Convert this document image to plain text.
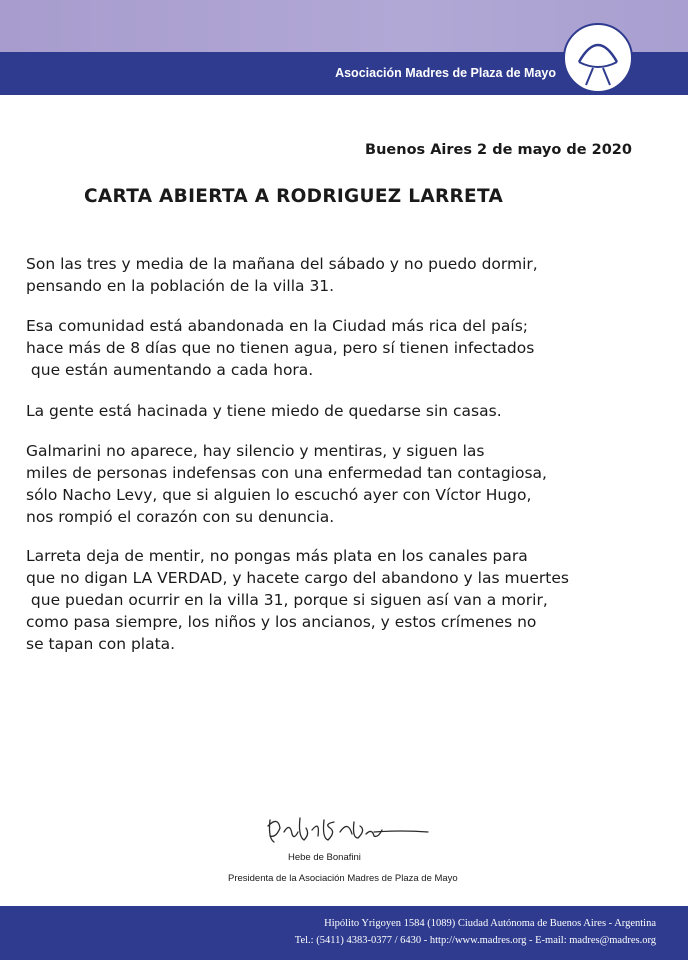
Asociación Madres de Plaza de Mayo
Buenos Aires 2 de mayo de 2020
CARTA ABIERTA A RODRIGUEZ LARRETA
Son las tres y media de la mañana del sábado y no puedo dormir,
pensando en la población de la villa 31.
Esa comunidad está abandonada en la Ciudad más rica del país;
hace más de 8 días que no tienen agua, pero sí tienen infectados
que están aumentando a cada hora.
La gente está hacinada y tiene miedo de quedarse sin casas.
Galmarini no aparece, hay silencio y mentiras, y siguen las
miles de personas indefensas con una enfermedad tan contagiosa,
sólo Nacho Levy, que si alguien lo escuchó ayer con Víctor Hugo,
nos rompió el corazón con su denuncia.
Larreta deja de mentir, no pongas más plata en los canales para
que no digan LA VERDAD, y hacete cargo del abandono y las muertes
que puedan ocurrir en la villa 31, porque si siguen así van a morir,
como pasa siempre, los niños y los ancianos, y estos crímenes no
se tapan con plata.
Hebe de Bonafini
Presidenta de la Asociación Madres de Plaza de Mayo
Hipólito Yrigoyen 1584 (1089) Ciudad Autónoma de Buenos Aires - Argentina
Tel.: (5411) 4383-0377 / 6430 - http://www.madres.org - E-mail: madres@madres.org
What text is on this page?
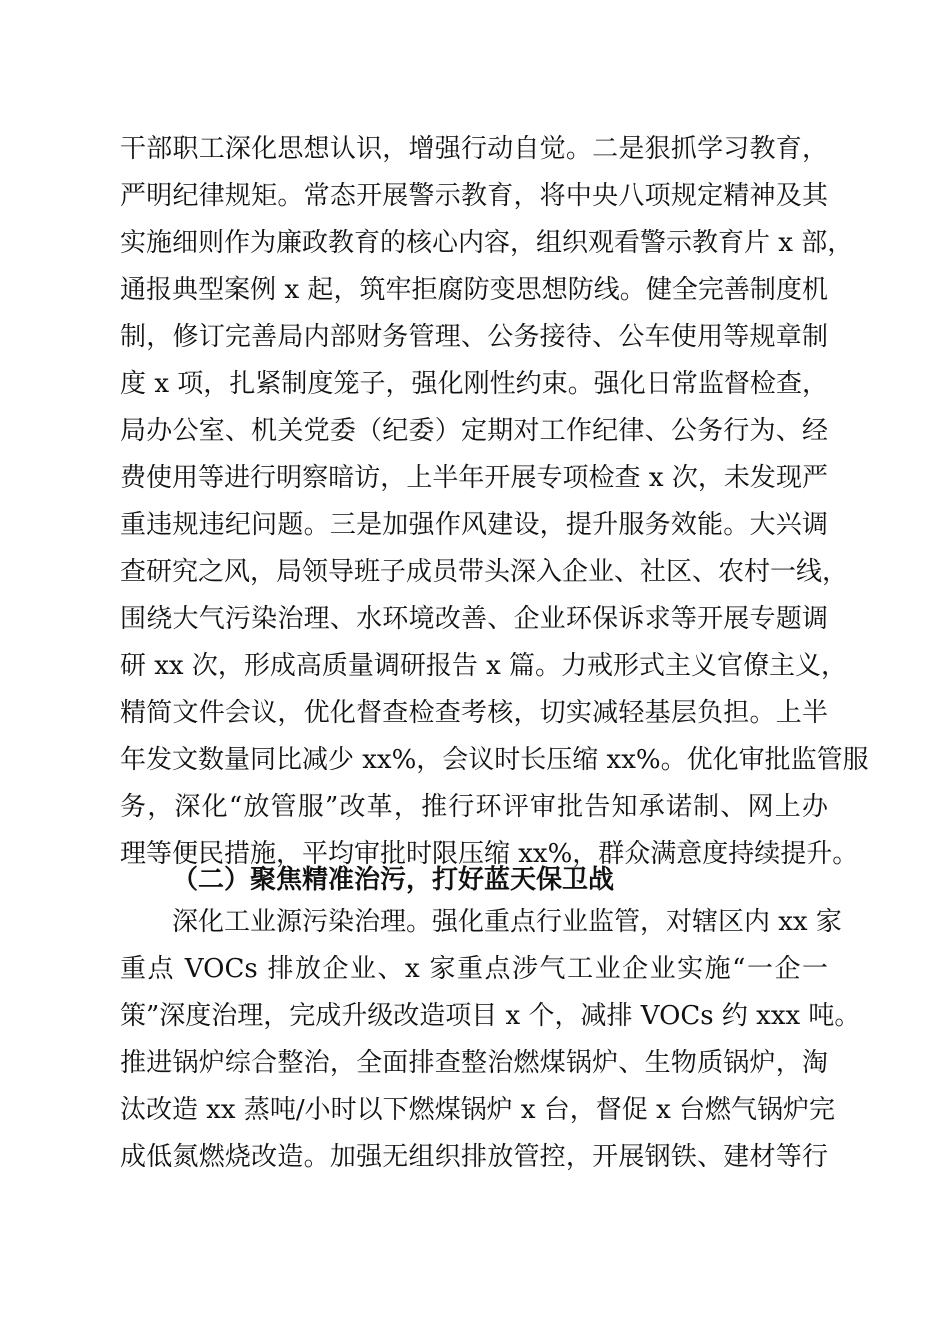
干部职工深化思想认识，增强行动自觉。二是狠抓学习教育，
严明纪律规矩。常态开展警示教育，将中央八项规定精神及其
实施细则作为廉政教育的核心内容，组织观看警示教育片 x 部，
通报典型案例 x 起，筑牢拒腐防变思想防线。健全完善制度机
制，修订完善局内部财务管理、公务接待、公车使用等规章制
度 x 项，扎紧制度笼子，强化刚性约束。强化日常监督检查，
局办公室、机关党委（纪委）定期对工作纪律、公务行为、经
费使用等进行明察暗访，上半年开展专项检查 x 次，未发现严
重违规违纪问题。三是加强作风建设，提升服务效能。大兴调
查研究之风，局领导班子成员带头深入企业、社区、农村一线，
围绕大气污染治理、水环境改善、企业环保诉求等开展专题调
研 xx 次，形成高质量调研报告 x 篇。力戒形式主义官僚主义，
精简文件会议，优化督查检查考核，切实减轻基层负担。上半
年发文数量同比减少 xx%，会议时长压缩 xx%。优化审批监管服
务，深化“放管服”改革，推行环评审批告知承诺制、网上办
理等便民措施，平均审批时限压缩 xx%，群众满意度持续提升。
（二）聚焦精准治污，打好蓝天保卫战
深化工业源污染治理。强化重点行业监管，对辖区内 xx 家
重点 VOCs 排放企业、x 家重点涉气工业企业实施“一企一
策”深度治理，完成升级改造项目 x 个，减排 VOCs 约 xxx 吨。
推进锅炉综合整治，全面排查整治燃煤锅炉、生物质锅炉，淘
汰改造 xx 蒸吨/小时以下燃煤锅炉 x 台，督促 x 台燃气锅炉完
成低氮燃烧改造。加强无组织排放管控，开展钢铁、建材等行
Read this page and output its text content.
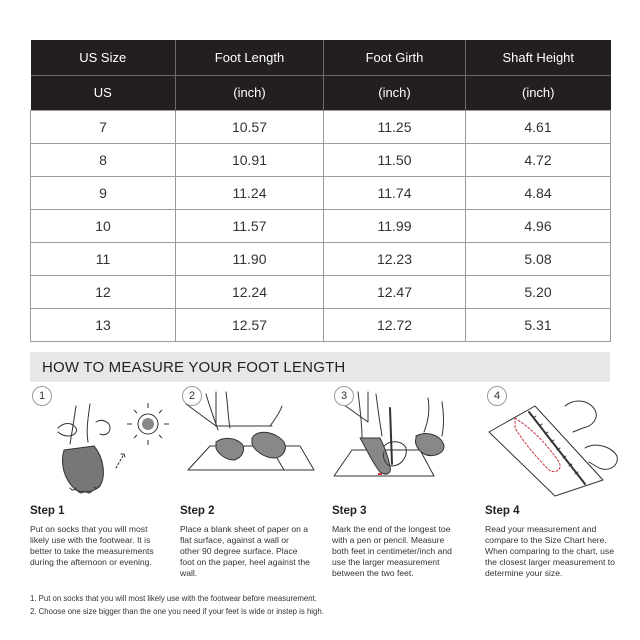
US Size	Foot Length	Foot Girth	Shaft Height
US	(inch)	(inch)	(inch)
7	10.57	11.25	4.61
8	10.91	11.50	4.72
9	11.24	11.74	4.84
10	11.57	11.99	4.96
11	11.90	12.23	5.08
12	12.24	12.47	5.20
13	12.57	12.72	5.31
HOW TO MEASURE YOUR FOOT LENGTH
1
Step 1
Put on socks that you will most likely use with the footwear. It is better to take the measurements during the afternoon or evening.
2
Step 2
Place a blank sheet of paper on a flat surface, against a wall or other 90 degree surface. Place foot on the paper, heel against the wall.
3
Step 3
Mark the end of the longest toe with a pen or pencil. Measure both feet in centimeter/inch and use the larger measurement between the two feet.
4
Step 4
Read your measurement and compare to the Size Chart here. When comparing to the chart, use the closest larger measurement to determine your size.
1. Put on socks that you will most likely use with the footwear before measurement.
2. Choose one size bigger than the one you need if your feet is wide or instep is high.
────
## The task
Reproduce, word for word, every line from the one that contains "Read this page and output its text content." to the end of the data, including both ends; omit all pictures.

## Reply to the task
Read this page and output its text content.
US Size	Foot Length	Foot Girth	Shaft Height
US	(inch)	(inch)	(inch)
7	10.57	11.25	4.61
8	10.91	11.50	4.72
9	11.24	11.74	4.84
10	11.57	11.99	4.96
11	11.90	12.23	5.08
12	12.24	12.47	5.20
13	12.57	12.72	5.31
HOW TO MEASURE YOUR FOOT LENGTH
1
Step 1
Put on socks that you will most likely use with the footwear. It is better to take the measurements during the afternoon or evening.
2
Step 2
Place a blank sheet of paper on a flat surface, against a wall or other 90 degree surface. Place foot on the paper, heel against the wall.
3
Step 3
Mark the end of the longest toe with a pen or pencil. Measure both feet in centimeter/inch and use the larger measurement between the two feet.
4
Step 4
Read your measurement and compare to the Size Chart here. When comparing to the chart, use the closest larger measurement to determine your size.
1. Put on socks that you will most likely use with the footwear before measurement.
2. Choose one size bigger than the one you need if your feet is wide or instep is high.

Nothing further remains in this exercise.